-------- Data for processing

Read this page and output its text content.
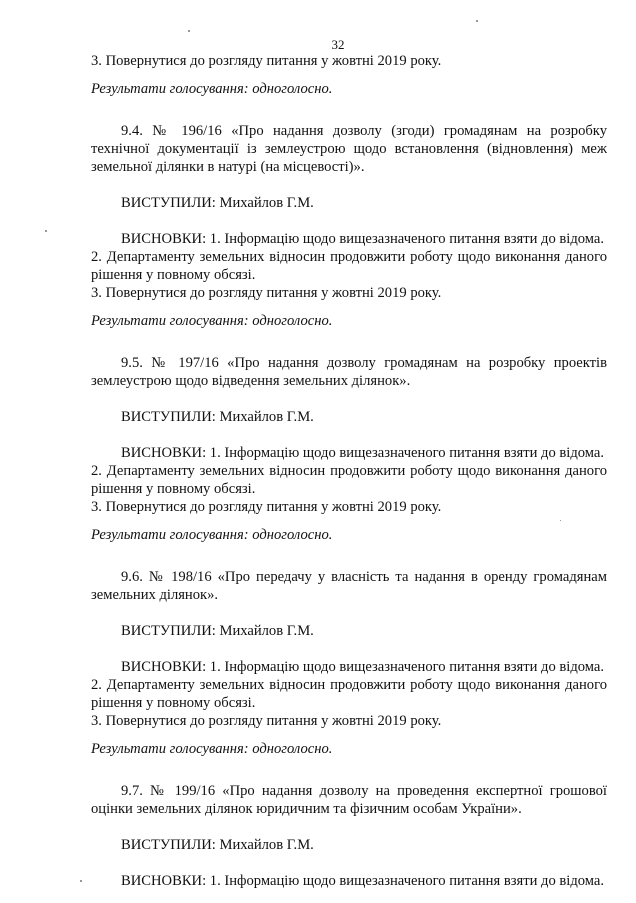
32

3. Повернутися до розгляду питання у жовтні 2019 року.

Результати голосування: одноголосно.

9.4. № 196/16 «Про надання дозволу (згоди) громадянам на розробку технічної документації із землеустрою щодо встановлення (відновлення) меж земельної ділянки в натурі (на місцевості)».

ВИСТУПИЛИ: Михайлов Г.М.

ВИСНОВКИ: 1. Інформацію щодо вищезазначеного питання взяти до відома.

2. Департаменту земельних відносин продовжити роботу щодо виконання даного рішення у повному обсязі.

3. Повернутися до розгляду питання у жовтні 2019 року.

Результати голосування: одноголосно.

9.5. № 197/16 «Про надання дозволу громадянам на розробку проектів землеустрою щодо відведення земельних ділянок».

ВИСТУПИЛИ: Михайлов Г.М.

ВИСНОВКИ: 1. Інформацію щодо вищезазначеного питання взяти до відома.

2. Департаменту земельних відносин продовжити роботу щодо виконання даного рішення у повному обсязі.

3. Повернутися до розгляду питання у жовтні 2019 року.

Результати голосування: одноголосно.

9.6. № 198/16 «Про передачу у власність та надання в оренду громадянам земельних ділянок».

ВИСТУПИЛИ: Михайлов Г.М.

ВИСНОВКИ: 1. Інформацію щодо вищезазначеного питання взяти до відома.

2. Департаменту земельних відносин продовжити роботу щодо виконання даного рішення у повному обсязі.

3. Повернутися до розгляду питання у жовтні 2019 року.

Результати голосування: одноголосно.

9.7. № 199/16 «Про надання дозволу на проведення експертної грошової оцінки земельних ділянок юридичним та фізичним особам України».

ВИСТУПИЛИ: Михайлов Г.М.

ВИСНОВКИ: 1. Інформацію щодо вищезазначеного питання взяти до відома.
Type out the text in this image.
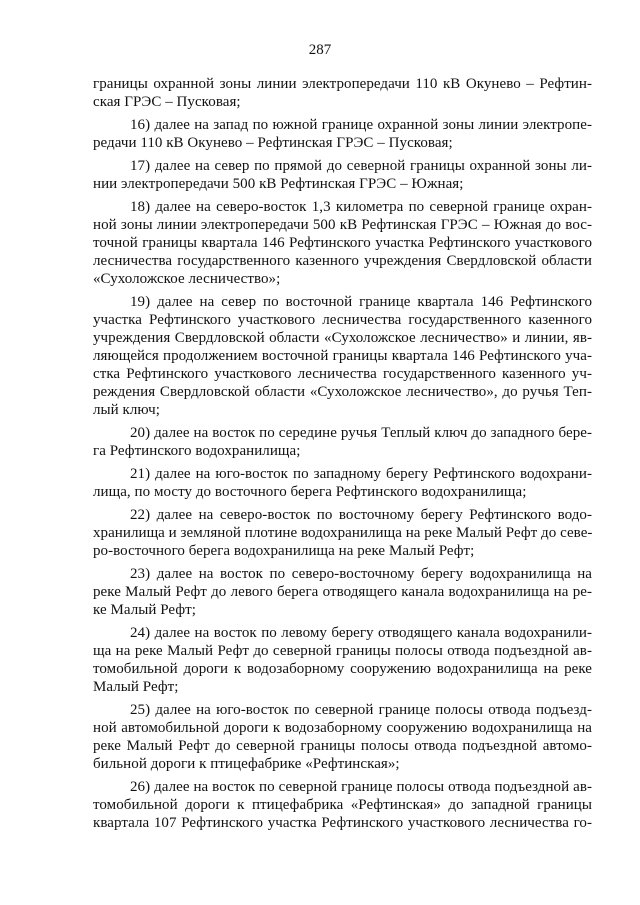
287
границы охранной зоны линии электропередачи 110 кВ Окунево – Рефтин-
ская ГРЭС – Пусковая;
16) далее на запад по южной границе охранной зоны линии электропе-
редачи 110 кВ Окунево – Рефтинская ГРЭС – Пусковая;
17) далее на север по прямой до северной границы охранной зоны ли-
нии электропередачи 500 кВ Рефтинская ГРЭС – Южная;
18) далее на северо-восток 1,3 километра по северной границе охран-
ной зоны линии электропередачи 500 кВ Рефтинская ГРЭС – Южная до вос-
точной границы квартала 146 Рефтинского участка Рефтинского участкового
лесничества государственного казенного учреждения Свердловской области
«Сухоложское лесничество»;
19) далее на север по восточной границе квартала 146 Рефтинского
участка Рефтинского участкового лесничества государственного казенного
учреждения Свердловской области «Сухоложское лесничество» и линии, яв-
ляющейся продолжением восточной границы квартала 146 Рефтинского уча-
стка Рефтинского участкового лесничества государственного казенного уч-
реждения Свердловской области «Сухоложское лесничество», до ручья Теп-
лый ключ;
20) далее на восток по середине ручья Теплый ключ до западного бере-
га Рефтинского водохранилища;
21) далее на юго-восток по западному берегу Рефтинского водохрани-
лища, по мосту до восточного берега Рефтинского водохранилища;
22) далее на северо-восток по восточному берегу Рефтинского водо-
хранилища и земляной плотине водохранилища на реке Малый Рефт до севе-
ро-восточного берега водохранилища на реке Малый Рефт;
23) далее на восток по северо-восточному берегу водохранилища на
реке Малый Рефт до левого берега отводящего канала водохранилища на ре-
ке Малый Рефт;
24) далее на восток по левому берегу отводящего канала водохранили-
ща на реке Малый Рефт до северной границы полосы отвода подъездной ав-
томобильной дороги к водозаборному сооружению водохранилища на реке
Малый Рефт;
25) далее на юго-восток по северной границе полосы отвода подъезд-
ной автомобильной дороги к водозаборному сооружению водохранилища на
реке Малый Рефт до северной границы полосы отвода подъездной автомо-
бильной дороги к птицефабрике «Рефтинская»;
26) далее на восток по северной границе полосы отвода подъездной ав-
томобильной дороги к птицефабрика «Рефтинская» до западной границы
квартала 107 Рефтинского участка Рефтинского участкового лесничества го-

----------------

__Problem requirements__:
Lines containing the word "казенного" are to be tallied; report only the total.

__Result of this exercise__:
3